__PEDIDO ESCRITO A__. Transcreve, sem qualquer alteração, o trecho do acórdão que vai de "Os recorrentes –" até "objectivo do recurso.".

__TEXTO FORNECIDO__.
* * * * * * *
Acórdão nº 772/11.7TBVNO-A.C1 de Court of Appeal of Coimbra (Portugal), 29 de Abril de 2014

Magistrado ResponsávelHENRIQUE ANTUNES
Data da Resolução29 de Abril de 2014
EmissorCourt of Appeal of Coimbra (Portugal)

Acordam no Tribunal da Relação de Coimbra: 1. Relatório.

Os executados, M… e cônjuge, A…, e J… e cônjuge, C…, impugnam, no recurso ordinário de apelação, a sentença da Sra. Juíza de Direito do 1º Juízo do Tribunal Judicial da Comarca de Ourém que julgou improcedente a oposição que deduziram à execução comum, para pagamento de quantia certa, que contra eles foi promovida por C…, S.A.

Os recorrentes – que pedem, no recurso, a revogação desta sentença – encerraram a sua alegação com estas conclusões: ...

Não foi oferecida resposta.

  1. Factos relevantes para o conhecimento do objecto do recurso.

    … 3.

    Fundamentos.

    3.1.

    Delimitação do âmbito objectivo do recurso.

    Além de delimitado pelo objecto da acção e pelos eventuais casos julgados formados na instância recorrida e pela parte dispositiva da decisão impugnada que for desfavorável ao impugnante, o âmbito objectivo do recurso pode ser limitado, pelo próprio recorrente, no requerimento de interposição ou, expressa ou tacitamente, nas conclusões da alegação (artº 635 nºs 2, 1ª parte, e 3 do CPC) Dado que a oposição à execução foi deduzida em data anterior a 1 de Setembro de 2103, não lhe é aplicável o Código de Processo Civil, aprovado pela Lei nº 41/2013, de 26 de Junho (artº 6 nº 4)..
* * * * * * *
__PEDIDO ESCRITO B__. Nas entradas, do início até à linha que contém "52, 777, 70]", inclusive, troca "location-title" por "place-name" e apresenta apenas essas linhas, mantendo tudo o resto igual.

__ENTRADAS DISPONÍVEIS__.
* * * * * * *
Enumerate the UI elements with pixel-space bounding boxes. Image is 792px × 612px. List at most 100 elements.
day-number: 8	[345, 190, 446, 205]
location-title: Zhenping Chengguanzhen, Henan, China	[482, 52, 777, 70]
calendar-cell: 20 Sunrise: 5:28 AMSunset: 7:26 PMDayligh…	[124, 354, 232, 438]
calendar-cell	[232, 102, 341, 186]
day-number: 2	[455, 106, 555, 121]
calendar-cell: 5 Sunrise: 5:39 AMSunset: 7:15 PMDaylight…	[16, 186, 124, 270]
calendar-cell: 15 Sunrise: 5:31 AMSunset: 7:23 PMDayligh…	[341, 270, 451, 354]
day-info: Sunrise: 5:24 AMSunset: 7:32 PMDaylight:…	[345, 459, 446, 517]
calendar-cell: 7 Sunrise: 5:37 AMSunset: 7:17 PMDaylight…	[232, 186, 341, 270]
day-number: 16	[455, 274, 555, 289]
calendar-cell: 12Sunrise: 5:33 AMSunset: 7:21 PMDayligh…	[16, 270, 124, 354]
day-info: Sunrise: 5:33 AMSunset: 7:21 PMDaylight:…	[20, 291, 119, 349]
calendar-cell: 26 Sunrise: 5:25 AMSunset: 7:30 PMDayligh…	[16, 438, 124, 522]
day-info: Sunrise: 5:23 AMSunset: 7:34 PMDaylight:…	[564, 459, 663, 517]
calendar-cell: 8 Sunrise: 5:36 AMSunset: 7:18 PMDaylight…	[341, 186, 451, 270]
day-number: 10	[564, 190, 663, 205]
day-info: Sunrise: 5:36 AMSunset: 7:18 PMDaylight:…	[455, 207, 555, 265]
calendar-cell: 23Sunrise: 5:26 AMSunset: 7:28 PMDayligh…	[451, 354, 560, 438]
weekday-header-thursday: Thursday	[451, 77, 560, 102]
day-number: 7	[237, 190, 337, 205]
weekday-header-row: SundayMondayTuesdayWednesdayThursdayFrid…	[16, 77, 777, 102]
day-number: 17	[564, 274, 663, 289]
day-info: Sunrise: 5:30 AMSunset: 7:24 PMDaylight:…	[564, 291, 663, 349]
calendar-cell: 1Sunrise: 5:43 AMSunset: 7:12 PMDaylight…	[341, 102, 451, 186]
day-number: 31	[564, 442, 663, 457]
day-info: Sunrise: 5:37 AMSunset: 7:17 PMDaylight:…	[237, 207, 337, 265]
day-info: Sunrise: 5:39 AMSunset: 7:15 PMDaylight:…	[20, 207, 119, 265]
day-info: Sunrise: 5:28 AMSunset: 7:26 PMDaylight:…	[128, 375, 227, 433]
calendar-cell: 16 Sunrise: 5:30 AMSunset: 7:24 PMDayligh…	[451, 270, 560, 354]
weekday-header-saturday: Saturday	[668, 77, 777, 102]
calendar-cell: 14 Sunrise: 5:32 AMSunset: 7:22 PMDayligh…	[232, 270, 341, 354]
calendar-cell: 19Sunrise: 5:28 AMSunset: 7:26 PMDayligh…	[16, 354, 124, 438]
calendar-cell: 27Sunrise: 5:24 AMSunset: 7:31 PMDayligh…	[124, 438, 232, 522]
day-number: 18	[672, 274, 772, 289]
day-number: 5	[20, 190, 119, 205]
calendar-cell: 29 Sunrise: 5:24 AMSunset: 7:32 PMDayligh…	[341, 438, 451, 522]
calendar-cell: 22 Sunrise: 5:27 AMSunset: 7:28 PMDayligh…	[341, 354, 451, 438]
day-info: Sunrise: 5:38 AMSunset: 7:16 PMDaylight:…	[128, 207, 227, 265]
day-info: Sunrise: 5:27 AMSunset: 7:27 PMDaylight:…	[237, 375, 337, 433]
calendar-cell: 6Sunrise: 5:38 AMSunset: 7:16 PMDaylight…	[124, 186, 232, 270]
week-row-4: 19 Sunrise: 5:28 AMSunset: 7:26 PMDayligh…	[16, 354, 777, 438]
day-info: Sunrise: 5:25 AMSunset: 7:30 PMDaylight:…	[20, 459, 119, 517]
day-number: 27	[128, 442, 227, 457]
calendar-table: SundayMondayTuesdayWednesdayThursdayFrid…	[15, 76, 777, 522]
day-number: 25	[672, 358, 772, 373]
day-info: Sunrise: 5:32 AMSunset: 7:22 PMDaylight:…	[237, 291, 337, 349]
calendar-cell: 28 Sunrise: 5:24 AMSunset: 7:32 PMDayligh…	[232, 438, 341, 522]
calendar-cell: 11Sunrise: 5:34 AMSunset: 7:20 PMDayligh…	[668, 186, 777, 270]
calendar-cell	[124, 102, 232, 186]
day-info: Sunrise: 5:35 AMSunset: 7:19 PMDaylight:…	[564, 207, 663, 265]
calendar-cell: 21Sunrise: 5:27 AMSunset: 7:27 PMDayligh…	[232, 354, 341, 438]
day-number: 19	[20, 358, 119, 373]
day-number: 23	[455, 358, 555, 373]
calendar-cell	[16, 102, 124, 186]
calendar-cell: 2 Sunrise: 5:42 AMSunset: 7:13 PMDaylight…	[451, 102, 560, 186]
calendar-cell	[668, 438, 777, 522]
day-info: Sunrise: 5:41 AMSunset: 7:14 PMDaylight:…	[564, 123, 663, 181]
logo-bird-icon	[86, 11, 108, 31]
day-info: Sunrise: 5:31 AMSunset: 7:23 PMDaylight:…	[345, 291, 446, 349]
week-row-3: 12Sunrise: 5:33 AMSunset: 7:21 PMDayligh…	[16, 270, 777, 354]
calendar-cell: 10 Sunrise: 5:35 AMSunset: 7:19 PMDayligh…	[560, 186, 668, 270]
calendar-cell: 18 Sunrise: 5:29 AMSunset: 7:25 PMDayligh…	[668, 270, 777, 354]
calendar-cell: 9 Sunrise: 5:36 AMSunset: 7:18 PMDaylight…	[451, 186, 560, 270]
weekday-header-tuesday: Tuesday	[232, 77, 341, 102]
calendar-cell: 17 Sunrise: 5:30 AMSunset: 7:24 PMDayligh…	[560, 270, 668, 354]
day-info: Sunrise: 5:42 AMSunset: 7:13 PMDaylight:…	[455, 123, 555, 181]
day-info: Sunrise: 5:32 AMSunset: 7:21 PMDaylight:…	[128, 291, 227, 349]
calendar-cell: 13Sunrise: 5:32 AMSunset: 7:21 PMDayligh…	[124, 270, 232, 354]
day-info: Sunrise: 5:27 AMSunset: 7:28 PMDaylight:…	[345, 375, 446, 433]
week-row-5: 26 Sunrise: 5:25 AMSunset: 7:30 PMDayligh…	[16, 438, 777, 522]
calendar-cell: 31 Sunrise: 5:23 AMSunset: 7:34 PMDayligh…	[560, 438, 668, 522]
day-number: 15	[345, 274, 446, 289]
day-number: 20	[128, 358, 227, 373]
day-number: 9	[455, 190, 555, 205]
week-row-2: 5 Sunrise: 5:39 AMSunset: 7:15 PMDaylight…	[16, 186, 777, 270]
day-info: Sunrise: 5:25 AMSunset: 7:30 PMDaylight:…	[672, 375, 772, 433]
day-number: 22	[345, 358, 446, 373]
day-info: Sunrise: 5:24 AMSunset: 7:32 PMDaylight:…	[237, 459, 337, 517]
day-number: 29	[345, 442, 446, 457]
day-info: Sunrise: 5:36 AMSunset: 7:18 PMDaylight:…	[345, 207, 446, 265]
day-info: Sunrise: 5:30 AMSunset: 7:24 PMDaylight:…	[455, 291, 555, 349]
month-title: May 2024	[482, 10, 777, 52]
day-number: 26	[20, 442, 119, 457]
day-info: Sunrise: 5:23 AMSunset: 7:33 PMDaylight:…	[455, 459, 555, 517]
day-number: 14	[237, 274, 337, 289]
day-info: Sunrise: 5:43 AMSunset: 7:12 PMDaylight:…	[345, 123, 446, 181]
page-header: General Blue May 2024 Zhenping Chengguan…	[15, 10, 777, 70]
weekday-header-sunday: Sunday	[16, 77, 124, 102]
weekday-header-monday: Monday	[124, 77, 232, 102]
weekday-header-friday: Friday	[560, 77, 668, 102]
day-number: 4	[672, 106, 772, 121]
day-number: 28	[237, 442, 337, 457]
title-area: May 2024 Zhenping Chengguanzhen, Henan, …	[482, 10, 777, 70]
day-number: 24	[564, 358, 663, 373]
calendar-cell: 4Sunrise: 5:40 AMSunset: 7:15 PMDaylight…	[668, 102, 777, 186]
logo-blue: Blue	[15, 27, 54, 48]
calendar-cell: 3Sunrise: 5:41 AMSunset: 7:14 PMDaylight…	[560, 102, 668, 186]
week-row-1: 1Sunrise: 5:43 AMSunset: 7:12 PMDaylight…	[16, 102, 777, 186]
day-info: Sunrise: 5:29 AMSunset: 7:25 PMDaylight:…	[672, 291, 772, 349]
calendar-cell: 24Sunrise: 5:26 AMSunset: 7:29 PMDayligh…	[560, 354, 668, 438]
* * * * * * *
__RESOLUÇÃO A__.
Os recorrentes – que pedem, no recurso, a revogação desta sentença – encerraram a sua alegação com estas conclusões: ...

Não foi oferecida resposta.

  1. Factos relevantes para o conhecimento do objecto do recurso.

    … 3.

    Fundamentos.

    3.1.

    Delimitação do âmbito objectivo do recurso.

__RESOLUÇÃO B__.
Enumerate the UI elements with pixel-space bounding boxes. Image is 792px × 612px. List at most 100 elements.
day-number: 8	[345, 190, 446, 205]
place-name: Zhenping Chengguanzhen, Henan, China	[482, 52, 777, 70]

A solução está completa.